AUFGABENSTELLUNG:
• 1. Beantworte anhand des Forenthreads diese Fragen:
(a) Wie viel Prozent des letzten Gebots darf die Vertragsstrafe betragen?
(b) Welches Gericht hat sie bestätigt?
(c) Unter welches Regelwerk fiele die „Spaßbieterklausel“ laut der Antwort bei regelmäßigem Einsatz?
• 2. Gib aus dem Forenthread den Abschnitt wörtlich aus, beginnend bei „## Unregistriert (23“ und endend bei „und wäre nichtig.“.
• 3. Führe alle Abkürzungen im Forenthread auf, die aus mindestens zwei Buchstaben bestehen und mit einem Großbuchstaben beginnen.

DOKUMENT:
---+---

# Vertragsstrafe für Spaßbieter bei eBay zulässig



## Captain Picard (18 Februar 2006)

http://www.heise.de/newsticker/meldung/69800


> Bieter, die bei Online-Auktionen ohne tatsächliche Kaufabsicht Angebote abgeben,
> können vom Verkäufer wirksam mit einer Vertragsstrafe von 30 Prozent des letzten Gebots belegt
> werden. Dies hat das Amtsgericht (AG) Bremen bestätigt und einen Spaßbieter zur Zahlung
> von rund 1700 Euro verurteilt (Az. 16 C 168/05). Die Anwaltskosten und die Versteigerungsgebühr
> ...


cp


----------



## Unregistriert (23 Juni 2006)

*AW: Vertragsstrafe für Spaßbieter bei eBay zulässig*

Leider gilt dies Urteil aber nur, wenn man diese sogenannte "Spaßbieterklausel" nicht regelmäßig einsetzt, denn in diesem falle liefe es unter AGB und wäre nichtig.

---+---

Räumliche Annotationseinträge:

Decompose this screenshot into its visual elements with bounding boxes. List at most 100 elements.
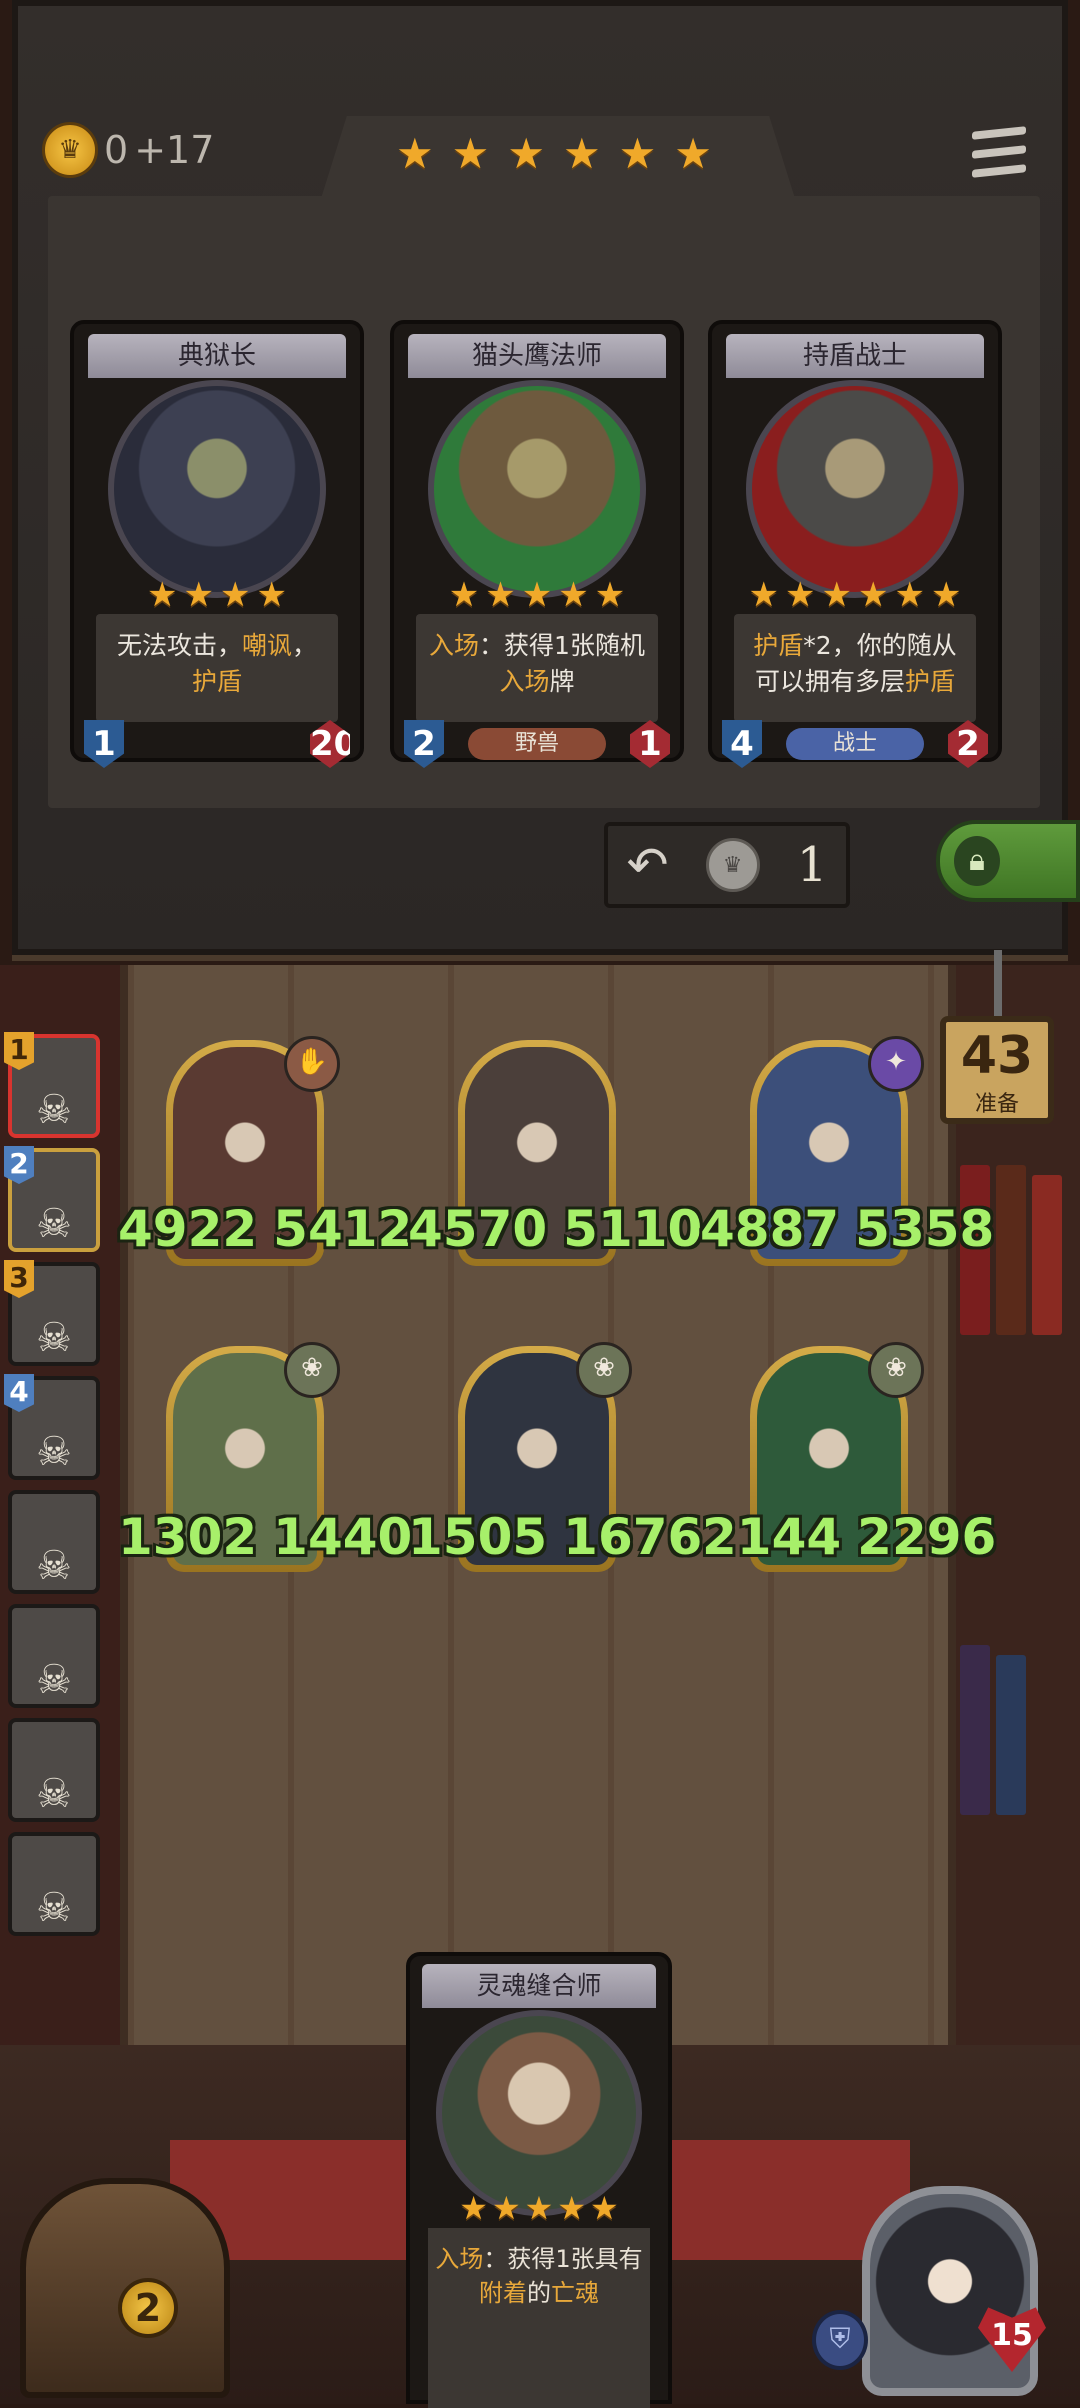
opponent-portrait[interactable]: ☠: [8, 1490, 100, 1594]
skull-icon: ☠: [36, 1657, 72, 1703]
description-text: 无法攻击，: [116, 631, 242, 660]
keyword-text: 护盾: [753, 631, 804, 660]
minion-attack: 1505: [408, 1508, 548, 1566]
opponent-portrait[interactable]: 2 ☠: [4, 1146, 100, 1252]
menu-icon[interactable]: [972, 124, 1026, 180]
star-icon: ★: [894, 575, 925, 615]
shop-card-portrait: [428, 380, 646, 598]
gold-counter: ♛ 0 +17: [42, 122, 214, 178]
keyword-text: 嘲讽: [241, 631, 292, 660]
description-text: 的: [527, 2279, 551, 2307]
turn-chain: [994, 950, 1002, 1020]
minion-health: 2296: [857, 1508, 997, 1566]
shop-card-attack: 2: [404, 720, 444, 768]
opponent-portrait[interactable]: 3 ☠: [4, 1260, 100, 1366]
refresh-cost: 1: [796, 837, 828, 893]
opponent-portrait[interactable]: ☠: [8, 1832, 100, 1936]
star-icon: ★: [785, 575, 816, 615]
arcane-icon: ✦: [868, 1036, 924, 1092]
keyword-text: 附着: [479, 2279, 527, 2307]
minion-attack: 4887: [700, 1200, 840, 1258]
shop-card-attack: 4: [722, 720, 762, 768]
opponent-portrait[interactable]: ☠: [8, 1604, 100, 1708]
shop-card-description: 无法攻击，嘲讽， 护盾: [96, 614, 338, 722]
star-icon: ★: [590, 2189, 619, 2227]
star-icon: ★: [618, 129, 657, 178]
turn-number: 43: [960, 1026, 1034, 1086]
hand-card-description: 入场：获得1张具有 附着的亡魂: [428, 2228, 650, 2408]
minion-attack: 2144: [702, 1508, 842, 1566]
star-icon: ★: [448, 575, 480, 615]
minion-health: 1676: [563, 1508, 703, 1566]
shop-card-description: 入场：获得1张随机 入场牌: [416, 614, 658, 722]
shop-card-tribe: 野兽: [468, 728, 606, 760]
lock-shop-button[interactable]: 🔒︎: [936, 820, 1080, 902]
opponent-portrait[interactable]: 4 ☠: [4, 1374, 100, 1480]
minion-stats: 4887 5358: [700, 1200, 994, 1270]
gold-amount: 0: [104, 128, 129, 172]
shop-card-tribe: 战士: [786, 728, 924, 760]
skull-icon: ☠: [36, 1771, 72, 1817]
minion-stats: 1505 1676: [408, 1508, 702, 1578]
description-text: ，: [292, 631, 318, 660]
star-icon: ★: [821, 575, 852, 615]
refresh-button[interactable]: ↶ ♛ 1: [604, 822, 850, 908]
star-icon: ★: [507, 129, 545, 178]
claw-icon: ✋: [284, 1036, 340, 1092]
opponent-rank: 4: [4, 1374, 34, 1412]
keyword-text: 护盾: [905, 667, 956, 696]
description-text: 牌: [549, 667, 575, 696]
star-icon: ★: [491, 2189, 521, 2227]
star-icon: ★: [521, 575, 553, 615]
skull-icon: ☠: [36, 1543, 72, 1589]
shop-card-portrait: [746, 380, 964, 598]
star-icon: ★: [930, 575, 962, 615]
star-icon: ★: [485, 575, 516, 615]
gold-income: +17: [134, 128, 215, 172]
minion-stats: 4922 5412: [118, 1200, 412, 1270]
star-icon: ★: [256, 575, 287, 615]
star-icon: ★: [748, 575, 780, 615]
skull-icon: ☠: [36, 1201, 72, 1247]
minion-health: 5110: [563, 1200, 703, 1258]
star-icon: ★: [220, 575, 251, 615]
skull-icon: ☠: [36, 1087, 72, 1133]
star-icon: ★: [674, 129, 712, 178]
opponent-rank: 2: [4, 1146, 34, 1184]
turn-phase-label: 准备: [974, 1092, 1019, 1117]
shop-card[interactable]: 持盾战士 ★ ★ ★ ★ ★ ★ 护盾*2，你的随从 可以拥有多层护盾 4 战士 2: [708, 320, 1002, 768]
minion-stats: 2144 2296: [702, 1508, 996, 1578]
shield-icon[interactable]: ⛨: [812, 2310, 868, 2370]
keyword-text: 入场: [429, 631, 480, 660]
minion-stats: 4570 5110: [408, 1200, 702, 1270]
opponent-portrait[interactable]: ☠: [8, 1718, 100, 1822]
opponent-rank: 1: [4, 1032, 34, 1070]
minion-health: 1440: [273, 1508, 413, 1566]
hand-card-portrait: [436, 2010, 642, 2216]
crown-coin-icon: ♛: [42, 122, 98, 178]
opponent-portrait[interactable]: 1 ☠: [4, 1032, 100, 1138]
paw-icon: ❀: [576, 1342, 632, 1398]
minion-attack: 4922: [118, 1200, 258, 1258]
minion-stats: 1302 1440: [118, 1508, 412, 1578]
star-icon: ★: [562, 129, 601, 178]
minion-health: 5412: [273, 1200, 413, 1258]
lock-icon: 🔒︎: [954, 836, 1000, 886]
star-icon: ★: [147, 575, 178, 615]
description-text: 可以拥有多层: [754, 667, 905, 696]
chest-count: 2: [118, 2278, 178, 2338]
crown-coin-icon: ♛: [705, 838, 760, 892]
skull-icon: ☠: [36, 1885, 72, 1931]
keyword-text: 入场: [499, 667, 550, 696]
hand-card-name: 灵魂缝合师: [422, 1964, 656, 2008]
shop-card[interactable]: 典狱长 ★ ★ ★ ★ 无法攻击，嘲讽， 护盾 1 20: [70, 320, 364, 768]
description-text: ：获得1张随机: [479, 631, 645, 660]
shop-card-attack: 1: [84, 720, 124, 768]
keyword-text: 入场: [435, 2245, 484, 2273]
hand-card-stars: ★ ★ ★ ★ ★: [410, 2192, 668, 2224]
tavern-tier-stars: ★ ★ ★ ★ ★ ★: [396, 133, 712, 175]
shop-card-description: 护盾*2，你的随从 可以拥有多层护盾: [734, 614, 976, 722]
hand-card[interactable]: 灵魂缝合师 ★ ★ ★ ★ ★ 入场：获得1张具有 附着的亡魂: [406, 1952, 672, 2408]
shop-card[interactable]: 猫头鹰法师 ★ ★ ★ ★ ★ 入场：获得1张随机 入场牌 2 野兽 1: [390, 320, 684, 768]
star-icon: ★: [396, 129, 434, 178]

---+---

ERGEBNISSE NACHEINANDER:
• 1.
(a) 30 Prozent
(b) Das Amtsgericht (AG) Bremen
(c) Unter die AGB

• 2.
## Unregistriert (23 Juni 2006)

*AW: Vertragsstrafe für Spaßbieter bei eBay zulässig*

Leider gilt dies Urteil aber nur, wenn man diese sogenannte "Spaßbieterklausel" nicht regelmäßig einsetzt, denn in diesem falle liefe es unter AGB und wäre nichtig.

• 3. AW, AG, Az., AGB